-------- RECORDS SHOWN --------

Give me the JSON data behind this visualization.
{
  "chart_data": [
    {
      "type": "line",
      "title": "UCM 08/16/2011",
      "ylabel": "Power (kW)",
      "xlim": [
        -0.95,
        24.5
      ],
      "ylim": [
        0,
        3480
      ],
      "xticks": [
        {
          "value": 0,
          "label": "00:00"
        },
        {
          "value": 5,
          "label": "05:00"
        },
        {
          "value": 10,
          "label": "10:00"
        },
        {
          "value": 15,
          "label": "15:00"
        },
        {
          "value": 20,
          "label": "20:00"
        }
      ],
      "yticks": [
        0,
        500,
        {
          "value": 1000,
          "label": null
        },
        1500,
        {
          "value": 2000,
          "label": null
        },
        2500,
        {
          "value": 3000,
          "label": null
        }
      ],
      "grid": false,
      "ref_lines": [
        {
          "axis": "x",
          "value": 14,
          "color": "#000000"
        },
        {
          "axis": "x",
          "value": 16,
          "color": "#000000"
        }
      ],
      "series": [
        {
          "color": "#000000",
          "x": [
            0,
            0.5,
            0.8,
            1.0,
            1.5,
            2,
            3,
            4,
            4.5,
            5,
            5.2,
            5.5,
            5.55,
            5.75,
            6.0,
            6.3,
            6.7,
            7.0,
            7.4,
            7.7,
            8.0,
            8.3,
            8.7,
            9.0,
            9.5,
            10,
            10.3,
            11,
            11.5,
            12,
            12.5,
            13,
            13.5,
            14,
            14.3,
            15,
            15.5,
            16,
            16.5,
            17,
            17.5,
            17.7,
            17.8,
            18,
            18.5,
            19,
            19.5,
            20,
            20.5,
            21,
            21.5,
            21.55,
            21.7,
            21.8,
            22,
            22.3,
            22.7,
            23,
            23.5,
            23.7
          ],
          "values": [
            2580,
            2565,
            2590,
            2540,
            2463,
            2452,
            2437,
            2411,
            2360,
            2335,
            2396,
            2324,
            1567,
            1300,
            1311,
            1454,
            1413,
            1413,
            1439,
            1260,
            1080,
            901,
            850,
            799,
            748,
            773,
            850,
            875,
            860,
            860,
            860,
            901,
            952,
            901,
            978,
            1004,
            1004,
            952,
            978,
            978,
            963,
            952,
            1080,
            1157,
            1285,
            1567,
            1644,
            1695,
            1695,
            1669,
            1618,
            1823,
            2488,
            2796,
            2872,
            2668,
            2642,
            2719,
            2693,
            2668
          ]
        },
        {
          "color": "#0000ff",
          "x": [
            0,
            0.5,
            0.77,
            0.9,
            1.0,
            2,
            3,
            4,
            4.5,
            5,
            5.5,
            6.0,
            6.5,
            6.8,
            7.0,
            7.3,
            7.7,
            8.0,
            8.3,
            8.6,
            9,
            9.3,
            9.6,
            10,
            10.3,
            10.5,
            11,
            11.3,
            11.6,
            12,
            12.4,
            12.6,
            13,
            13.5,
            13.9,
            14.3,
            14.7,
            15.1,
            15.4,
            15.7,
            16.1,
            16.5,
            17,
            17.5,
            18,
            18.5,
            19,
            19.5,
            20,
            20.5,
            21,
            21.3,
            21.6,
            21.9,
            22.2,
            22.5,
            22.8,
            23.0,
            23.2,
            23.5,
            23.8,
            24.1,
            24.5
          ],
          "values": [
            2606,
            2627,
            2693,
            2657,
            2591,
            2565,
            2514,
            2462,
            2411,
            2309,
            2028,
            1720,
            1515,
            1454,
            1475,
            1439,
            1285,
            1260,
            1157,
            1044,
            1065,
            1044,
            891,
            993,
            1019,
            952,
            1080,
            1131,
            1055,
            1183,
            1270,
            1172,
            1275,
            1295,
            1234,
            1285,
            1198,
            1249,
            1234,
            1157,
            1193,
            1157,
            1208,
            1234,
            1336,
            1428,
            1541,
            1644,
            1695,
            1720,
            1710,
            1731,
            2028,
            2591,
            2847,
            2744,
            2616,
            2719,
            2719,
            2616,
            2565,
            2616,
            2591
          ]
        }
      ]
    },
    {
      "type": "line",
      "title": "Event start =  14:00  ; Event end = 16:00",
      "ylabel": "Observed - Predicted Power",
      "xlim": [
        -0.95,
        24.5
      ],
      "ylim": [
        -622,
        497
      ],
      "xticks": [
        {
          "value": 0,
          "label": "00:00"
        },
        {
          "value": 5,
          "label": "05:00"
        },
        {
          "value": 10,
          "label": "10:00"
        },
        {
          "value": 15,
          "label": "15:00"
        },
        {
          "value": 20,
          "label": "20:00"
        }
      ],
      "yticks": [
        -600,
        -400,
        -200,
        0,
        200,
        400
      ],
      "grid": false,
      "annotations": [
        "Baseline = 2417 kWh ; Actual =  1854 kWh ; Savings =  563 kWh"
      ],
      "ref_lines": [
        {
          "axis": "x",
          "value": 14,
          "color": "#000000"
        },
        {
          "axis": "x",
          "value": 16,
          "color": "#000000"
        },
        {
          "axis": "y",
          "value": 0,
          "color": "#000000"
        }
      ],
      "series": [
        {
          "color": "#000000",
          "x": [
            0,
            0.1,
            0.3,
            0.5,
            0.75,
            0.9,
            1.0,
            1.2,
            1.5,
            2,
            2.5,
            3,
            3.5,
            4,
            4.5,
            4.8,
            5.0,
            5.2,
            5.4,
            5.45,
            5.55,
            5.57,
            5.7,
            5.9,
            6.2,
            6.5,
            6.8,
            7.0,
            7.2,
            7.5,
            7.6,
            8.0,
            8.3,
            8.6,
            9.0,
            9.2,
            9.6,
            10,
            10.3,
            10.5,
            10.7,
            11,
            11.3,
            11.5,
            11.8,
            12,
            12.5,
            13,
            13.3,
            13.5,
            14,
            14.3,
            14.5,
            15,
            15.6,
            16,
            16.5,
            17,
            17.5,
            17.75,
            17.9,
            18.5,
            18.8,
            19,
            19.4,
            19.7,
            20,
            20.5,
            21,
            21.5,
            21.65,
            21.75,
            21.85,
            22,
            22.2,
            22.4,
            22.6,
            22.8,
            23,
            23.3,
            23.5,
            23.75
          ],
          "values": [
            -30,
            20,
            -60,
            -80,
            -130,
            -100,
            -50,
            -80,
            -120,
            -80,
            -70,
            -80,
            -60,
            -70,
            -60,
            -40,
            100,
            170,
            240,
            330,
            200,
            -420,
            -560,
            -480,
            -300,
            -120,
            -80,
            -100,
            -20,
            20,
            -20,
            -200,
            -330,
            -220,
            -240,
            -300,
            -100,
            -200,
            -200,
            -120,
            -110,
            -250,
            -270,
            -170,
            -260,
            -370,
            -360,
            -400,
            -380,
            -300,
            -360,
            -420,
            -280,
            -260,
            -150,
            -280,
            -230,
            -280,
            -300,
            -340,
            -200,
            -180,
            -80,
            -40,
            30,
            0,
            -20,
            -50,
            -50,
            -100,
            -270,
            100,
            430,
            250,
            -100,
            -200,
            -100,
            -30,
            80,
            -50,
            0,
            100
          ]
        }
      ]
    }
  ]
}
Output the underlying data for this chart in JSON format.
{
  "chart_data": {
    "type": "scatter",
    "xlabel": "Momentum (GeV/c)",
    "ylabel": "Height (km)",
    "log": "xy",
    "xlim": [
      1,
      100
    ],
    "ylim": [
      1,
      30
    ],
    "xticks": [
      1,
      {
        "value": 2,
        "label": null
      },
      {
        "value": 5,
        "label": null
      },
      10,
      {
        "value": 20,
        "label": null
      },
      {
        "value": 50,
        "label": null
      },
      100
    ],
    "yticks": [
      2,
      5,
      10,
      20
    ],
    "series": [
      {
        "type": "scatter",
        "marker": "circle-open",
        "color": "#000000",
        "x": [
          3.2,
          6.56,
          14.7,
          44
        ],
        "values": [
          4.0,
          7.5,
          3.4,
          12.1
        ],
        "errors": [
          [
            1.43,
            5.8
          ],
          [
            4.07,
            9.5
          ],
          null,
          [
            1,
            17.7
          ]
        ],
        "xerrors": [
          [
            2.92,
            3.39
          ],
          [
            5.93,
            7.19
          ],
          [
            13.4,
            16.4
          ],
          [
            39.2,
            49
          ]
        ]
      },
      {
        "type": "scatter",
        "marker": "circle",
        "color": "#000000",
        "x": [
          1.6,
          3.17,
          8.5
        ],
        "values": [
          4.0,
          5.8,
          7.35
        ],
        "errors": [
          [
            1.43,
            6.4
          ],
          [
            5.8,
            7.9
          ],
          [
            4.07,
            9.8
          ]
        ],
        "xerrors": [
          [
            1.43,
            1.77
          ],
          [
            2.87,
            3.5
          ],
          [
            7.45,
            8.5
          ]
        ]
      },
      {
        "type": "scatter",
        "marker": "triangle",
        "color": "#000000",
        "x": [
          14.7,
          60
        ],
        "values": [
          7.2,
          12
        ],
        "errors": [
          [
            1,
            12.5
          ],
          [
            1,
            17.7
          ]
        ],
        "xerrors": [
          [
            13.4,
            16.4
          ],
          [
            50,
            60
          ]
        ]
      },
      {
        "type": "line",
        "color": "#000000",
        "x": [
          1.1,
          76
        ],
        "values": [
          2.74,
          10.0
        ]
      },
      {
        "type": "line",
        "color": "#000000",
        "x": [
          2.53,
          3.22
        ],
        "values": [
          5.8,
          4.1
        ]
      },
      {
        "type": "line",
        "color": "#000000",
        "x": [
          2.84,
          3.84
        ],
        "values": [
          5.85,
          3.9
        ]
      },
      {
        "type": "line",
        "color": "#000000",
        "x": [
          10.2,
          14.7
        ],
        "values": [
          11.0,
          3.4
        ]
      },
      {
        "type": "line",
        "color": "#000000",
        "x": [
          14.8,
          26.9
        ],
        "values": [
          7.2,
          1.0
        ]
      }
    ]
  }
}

--------

Search the lines for "Power". Copy each line that has it.

      "ylabel": "Power (kW)",
      "ylabel": "Observed - Predicted Power",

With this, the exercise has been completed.